__Request__: Every record below is to be retyped exactly.

[Start Record excerpts]

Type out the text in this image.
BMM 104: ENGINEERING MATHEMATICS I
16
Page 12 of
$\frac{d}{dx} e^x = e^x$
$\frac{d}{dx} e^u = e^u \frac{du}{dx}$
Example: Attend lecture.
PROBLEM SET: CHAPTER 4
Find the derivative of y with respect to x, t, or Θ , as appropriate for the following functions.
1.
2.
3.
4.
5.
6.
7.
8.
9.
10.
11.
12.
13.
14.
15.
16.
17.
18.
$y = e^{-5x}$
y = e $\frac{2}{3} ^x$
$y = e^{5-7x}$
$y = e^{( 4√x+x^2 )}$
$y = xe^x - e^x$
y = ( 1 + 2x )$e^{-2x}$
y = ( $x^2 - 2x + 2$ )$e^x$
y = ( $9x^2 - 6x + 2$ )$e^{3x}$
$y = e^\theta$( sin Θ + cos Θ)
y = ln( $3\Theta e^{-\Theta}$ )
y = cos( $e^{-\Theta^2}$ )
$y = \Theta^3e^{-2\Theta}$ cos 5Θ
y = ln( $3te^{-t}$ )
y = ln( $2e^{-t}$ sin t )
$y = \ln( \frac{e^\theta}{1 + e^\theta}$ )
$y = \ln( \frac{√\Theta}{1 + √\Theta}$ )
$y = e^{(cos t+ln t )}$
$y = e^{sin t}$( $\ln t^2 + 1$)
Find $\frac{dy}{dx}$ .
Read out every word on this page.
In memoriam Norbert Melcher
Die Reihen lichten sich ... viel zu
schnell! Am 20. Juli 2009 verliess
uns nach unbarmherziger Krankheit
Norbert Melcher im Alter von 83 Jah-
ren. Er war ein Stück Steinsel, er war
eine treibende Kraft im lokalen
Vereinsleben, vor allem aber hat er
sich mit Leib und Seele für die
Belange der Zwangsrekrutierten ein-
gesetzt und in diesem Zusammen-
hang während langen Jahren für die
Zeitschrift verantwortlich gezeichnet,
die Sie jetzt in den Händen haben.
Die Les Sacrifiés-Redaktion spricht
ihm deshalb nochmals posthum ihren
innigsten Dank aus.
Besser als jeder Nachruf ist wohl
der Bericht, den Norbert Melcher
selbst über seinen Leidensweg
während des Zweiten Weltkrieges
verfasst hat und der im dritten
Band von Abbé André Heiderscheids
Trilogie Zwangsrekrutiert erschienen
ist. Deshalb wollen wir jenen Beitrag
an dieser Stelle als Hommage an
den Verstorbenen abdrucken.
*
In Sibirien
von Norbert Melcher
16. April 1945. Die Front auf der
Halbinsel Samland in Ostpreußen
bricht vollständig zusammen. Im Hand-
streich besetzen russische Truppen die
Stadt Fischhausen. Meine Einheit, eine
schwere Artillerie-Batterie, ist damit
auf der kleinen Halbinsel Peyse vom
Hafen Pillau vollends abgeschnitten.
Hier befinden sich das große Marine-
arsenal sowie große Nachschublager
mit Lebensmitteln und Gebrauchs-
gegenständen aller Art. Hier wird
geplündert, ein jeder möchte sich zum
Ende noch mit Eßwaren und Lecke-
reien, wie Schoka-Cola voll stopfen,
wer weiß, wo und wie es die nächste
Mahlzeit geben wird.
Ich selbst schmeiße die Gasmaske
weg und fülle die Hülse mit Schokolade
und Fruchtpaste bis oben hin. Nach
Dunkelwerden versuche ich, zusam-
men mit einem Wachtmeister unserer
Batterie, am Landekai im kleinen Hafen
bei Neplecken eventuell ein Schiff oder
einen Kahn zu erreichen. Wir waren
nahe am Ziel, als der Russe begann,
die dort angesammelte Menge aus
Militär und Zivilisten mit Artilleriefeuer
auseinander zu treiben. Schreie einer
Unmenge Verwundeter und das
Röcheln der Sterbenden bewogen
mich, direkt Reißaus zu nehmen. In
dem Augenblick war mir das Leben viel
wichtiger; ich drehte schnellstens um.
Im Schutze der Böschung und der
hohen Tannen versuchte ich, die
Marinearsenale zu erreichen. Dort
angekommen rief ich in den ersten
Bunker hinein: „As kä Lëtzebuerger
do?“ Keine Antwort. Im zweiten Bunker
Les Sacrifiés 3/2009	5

[End Record excerpts]

__Solution__:
Type out the text in this image.
BMM 104: ENGINEERING MATHEMATICS I
16
Page 12 of
$\frac{d}{dx} e^x = e^x$
$\frac{d}{dx} e^u = e^u \frac{du}{dx}$
Example: Attend lecture.
PROBLEM SET: CHAPTER 4
Find the derivative of y with respect to x, t, or Θ , as appropriate for the following functions.
1.
2.
3.
4.
5.
6.
7.
8.
9.
10.
11.
12.
13.
14.
15.
16.
17.
18.
$y = e^{-5x}$
y = e $\frac{2}{3} ^x$
$y = e^{5-7x}$
$y = e^{( 4√x+x^2 )}$
$y = xe^x - e^x$
y = ( 1 + 2x )$e^{-2x}$
y = ( $x^2 - 2x + 2$ )$e^x$
y = ( $9x^2 - 6x + 2$ )$e^{3x}$
$y = e^\theta$( sin Θ + cos Θ)
y = ln( $3\Theta e^{-\Theta}$ )
y = cos( $e^{-\Theta^2}$ )
$y = \Theta^3e^{-2\Theta}$ cos 5Θ
y = ln( $3te^{-t}$ )
y = ln( $2e^{-t}$ sin t )
$y = \ln( \frac{e^\theta}{1 + e^\theta}$ )
$y = \ln( \frac{√\Theta}{1 + √\Theta}$ )
$y = e^{(cos t+ln t )}$
$y = e^{sin t}$( $\ln t^2 + 1$)
Find $\frac{dy}{dx}$ .
Read out every word on this page.
In memoriam Norbert Melcher
Die Reihen lichten sich ... viel zu
schnell! Am 20. Juli 2009 verliess
uns nach unbarmherziger Krankheit
Norbert Melcher im Alter von 83 Jah-
ren. Er war ein Stück Steinsel, er war
eine treibende Kraft im lokalen
Vereinsleben, vor allem aber hat er
sich mit Leib und Seele für die
Belange der Zwangsrekrutierten ein-
gesetzt und in diesem Zusammen-
hang während langen Jahren für die
Zeitschrift verantwortlich gezeichnet,
die Sie jetzt in den Händen haben.
Die Les Sacrifiés-Redaktion spricht
ihm deshalb nochmals posthum ihren
innigsten Dank aus.
Besser als jeder Nachruf ist wohl
der Bericht, den Norbert Melcher
selbst über seinen Leidensweg
während des Zweiten Weltkrieges
verfasst hat und der im dritten
Band von Abbé André Heiderscheids
Trilogie Zwangsrekrutiert erschienen
ist. Deshalb wollen wir jenen Beitrag
an dieser Stelle als Hommage an
den Verstorbenen abdrucken.
*
In Sibirien
von Norbert Melcher
16. April 1945. Die Front auf der
Halbinsel Samland in Ostpreußen
bricht vollständig zusammen. Im Hand-
streich besetzen russische Truppen die
Stadt Fischhausen. Meine Einheit, eine
schwere Artillerie-Batterie, ist damit
auf der kleinen Halbinsel Peyse vom
Hafen Pillau vollends abgeschnitten.
Hier befinden sich das große Marine-
arsenal sowie große Nachschublager
mit Lebensmitteln und Gebrauchs-
gegenständen aller Art. Hier wird
geplündert, ein jeder möchte sich zum
Ende noch mit Eßwaren und Lecke-
reien, wie Schoka-Cola voll stopfen,
wer weiß, wo und wie es die nächste
Mahlzeit geben wird.
Ich selbst schmeiße die Gasmaske
weg und fülle die Hülse mit Schokolade
und Fruchtpaste bis oben hin. Nach
Dunkelwerden versuche ich, zusam-
men mit einem Wachtmeister unserer
Batterie, am Landekai im kleinen Hafen
bei Neplecken eventuell ein Schiff oder
einen Kahn zu erreichen. Wir waren
nahe am Ziel, als der Russe begann,
die dort angesammelte Menge aus
Militär und Zivilisten mit Artilleriefeuer
auseinander zu treiben. Schreie einer
Unmenge Verwundeter und das
Röcheln der Sterbenden bewogen
mich, direkt Reißaus zu nehmen. In
dem Augenblick war mir das Leben viel
wichtiger; ich drehte schnellstens um.
Im Schutze der Böschung und der
hohen Tannen versuchte ich, die
Marinearsenale zu erreichen. Dort
angekommen rief ich in den ersten
Bunker hinein: „As kä Lëtzebuerger
do?“ Keine Antwort. Im zweiten Bunker
Les Sacrifiés 3/2009	5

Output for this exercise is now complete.